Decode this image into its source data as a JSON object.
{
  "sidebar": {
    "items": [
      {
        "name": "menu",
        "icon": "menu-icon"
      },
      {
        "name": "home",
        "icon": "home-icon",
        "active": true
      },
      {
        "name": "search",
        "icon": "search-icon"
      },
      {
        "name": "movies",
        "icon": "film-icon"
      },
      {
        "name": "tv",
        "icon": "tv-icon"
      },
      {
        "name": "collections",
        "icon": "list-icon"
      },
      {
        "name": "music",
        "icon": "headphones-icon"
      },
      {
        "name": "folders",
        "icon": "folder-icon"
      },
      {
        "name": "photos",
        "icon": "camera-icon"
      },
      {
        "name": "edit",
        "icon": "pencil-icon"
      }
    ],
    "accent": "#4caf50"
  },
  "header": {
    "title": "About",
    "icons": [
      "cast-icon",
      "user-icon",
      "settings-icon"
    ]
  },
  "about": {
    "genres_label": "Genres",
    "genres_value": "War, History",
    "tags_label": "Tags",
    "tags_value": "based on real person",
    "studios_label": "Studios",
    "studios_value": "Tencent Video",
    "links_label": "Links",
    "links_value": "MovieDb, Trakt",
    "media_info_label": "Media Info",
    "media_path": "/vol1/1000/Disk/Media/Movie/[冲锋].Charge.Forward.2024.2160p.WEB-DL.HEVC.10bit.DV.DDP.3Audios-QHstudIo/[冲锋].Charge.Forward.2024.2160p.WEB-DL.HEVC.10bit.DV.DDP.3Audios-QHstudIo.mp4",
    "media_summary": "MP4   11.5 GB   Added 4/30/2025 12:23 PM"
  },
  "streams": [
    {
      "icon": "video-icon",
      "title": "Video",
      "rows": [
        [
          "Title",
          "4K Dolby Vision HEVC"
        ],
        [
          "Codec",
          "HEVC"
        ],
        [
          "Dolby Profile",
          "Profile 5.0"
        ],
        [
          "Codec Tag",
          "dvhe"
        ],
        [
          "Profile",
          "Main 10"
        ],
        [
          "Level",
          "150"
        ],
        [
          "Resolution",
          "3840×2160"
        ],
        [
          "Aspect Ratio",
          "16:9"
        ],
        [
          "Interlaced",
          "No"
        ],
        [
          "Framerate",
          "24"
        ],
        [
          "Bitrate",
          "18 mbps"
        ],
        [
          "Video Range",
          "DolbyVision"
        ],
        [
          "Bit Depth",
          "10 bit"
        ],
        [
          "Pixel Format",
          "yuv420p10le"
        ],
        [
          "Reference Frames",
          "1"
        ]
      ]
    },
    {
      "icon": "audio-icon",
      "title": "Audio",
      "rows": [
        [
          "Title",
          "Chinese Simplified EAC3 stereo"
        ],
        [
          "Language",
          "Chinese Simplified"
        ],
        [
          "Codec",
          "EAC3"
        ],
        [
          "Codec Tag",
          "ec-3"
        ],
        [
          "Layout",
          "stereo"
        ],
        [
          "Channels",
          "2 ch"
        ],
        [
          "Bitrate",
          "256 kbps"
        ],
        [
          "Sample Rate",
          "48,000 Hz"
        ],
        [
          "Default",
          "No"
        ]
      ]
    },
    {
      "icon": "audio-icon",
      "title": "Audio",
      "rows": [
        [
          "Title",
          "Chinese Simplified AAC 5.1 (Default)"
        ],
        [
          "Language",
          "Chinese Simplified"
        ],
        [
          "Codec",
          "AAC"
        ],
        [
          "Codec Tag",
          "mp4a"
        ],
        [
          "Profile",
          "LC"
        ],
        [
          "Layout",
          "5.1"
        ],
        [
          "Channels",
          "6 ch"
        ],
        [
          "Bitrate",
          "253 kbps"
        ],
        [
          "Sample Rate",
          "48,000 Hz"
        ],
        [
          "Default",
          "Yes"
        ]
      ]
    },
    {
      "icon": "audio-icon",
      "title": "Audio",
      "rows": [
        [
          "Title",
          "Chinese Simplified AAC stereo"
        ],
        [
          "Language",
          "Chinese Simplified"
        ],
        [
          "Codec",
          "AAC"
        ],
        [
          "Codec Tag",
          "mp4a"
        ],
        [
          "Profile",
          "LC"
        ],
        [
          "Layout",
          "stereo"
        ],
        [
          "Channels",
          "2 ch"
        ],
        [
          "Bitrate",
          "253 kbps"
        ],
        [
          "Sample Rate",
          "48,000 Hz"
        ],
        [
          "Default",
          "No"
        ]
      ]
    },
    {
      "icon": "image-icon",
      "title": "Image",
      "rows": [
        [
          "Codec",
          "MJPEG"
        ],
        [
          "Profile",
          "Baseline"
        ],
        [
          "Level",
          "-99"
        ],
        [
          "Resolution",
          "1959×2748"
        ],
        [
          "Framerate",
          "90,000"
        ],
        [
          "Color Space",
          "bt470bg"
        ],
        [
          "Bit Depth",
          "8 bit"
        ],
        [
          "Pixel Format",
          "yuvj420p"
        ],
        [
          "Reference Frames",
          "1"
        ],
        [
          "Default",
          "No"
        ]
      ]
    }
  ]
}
▬▬▬
GIVEN TASK
Reproduce the entire listing word for word.

OUTPUT FOR THIS TASK
Decode this image into its source data as a JSON object.
{
  "sidebar": {
    "items": [
      {
        "name": "menu",
        "icon": "menu-icon"
      },
      {
        "name": "home",
        "icon": "home-icon",
        "active": true
      },
      {
        "name": "search",
        "icon": "search-icon"
      },
      {
        "name": "movies",
        "icon": "film-icon"
      },
      {
        "name": "tv",
        "icon": "tv-icon"
      },
      {
        "name": "collections",
        "icon": "list-icon"
      },
      {
        "name": "music",
        "icon": "headphones-icon"
      },
      {
        "name": "folders",
        "icon": "folder-icon"
      },
      {
        "name": "photos",
        "icon": "camera-icon"
      },
      {
        "name": "edit",
        "icon": "pencil-icon"
      }
    ],
    "accent": "#4caf50"
  },
  "header": {
    "title": "About",
    "icons": [
      "cast-icon",
      "user-icon",
      "settings-icon"
    ]
  },
  "about": {
    "genres_label": "Genres",
    "genres_value": "War, History",
    "tags_label": "Tags",
    "tags_value": "based on real person",
    "studios_label": "Studios",
    "studios_value": "Tencent Video",
    "links_label": "Links",
    "links_value": "MovieDb, Trakt",
    "media_info_label": "Media Info",
    "media_path": "/vol1/1000/Disk/Media/Movie/[冲锋].Charge.Forward.2024.2160p.WEB-DL.HEVC.10bit.DV.DDP.3Audios-QHstudIo/[冲锋].Charge.Forward.2024.2160p.WEB-DL.HEVC.10bit.DV.DDP.3Audios-QHstudIo.mp4",
    "media_summary": "MP4   11.5 GB   Added 4/30/2025 12:23 PM"
  },
  "streams": [
    {
      "icon": "video-icon",
      "title": "Video",
      "rows": [
        [
          "Title",
          "4K Dolby Vision HEVC"
        ],
        [
          "Codec",
          "HEVC"
        ],
        [
          "Dolby Profile",
          "Profile 5.0"
        ],
        [
          "Codec Tag",
          "dvhe"
        ],
        [
          "Profile",
          "Main 10"
        ],
        [
          "Level",
          "150"
        ],
        [
          "Resolution",
          "3840×2160"
        ],
        [
          "Aspect Ratio",
          "16:9"
        ],
        [
          "Interlaced",
          "No"
        ],
        [
          "Framerate",
          "24"
        ],
        [
          "Bitrate",
          "18 mbps"
        ],
        [
          "Video Range",
          "DolbyVision"
        ],
        [
          "Bit Depth",
          "10 bit"
        ],
        [
          "Pixel Format",
          "yuv420p10le"
        ],
        [
          "Reference Frames",
          "1"
        ]
      ]
    },
    {
      "icon": "audio-icon",
      "title": "Audio",
      "rows": [
        [
          "Title",
          "Chinese Simplified EAC3 stereo"
        ],
        [
          "Language",
          "Chinese Simplified"
        ],
        [
          "Codec",
          "EAC3"
        ],
        [
          "Codec Tag",
          "ec-3"
        ],
        [
          "Layout",
          "stereo"
        ],
        [
          "Channels",
          "2 ch"
        ],
        [
          "Bitrate",
          "256 kbps"
        ],
        [
          "Sample Rate",
          "48,000 Hz"
        ],
        [
          "Default",
          "No"
        ]
      ]
    },
    {
      "icon": "audio-icon",
      "title": "Audio",
      "rows": [
        [
          "Title",
          "Chinese Simplified AAC 5.1 (Default)"
        ],
        [
          "Language",
          "Chinese Simplified"
        ],
        [
          "Codec",
          "AAC"
        ],
        [
          "Codec Tag",
          "mp4a"
        ],
        [
          "Profile",
          "LC"
        ],
        [
          "Layout",
          "5.1"
        ],
        [
          "Channels",
          "6 ch"
        ],
        [
          "Bitrate",
          "253 kbps"
        ],
        [
          "Sample Rate",
          "48,000 Hz"
        ],
        [
          "Default",
          "Yes"
        ]
      ]
    },
    {
      "icon": "audio-icon",
      "title": "Audio",
      "rows": [
        [
          "Title",
          "Chinese Simplified AAC stereo"
        ],
        [
          "Language",
          "Chinese Simplified"
        ],
        [
          "Codec",
          "AAC"
        ],
        [
          "Codec Tag",
          "mp4a"
        ],
        [
          "Profile",
          "LC"
        ],
        [
          "Layout",
          "stereo"
        ],
        [
          "Channels",
          "2 ch"
        ],
        [
          "Bitrate",
          "253 kbps"
        ],
        [
          "Sample Rate",
          "48,000 Hz"
        ],
        [
          "Default",
          "No"
        ]
      ]
    },
    {
      "icon": "image-icon",
      "title": "Image",
      "rows": [
        [
          "Codec",
          "MJPEG"
        ],
        [
          "Profile",
          "Baseline"
        ],
        [
          "Level",
          "-99"
        ],
        [
          "Resolution",
          "1959×2748"
        ],
        [
          "Framerate",
          "90,000"
        ],
        [
          "Color Space",
          "bt470bg"
        ],
        [
          "Bit Depth",
          "8 bit"
        ],
        [
          "Pixel Format",
          "yuvj420p"
        ],
        [
          "Reference Frames",
          "1"
        ],
        [
          "Default",
          "No"
        ]
      ]
    }
  ]
}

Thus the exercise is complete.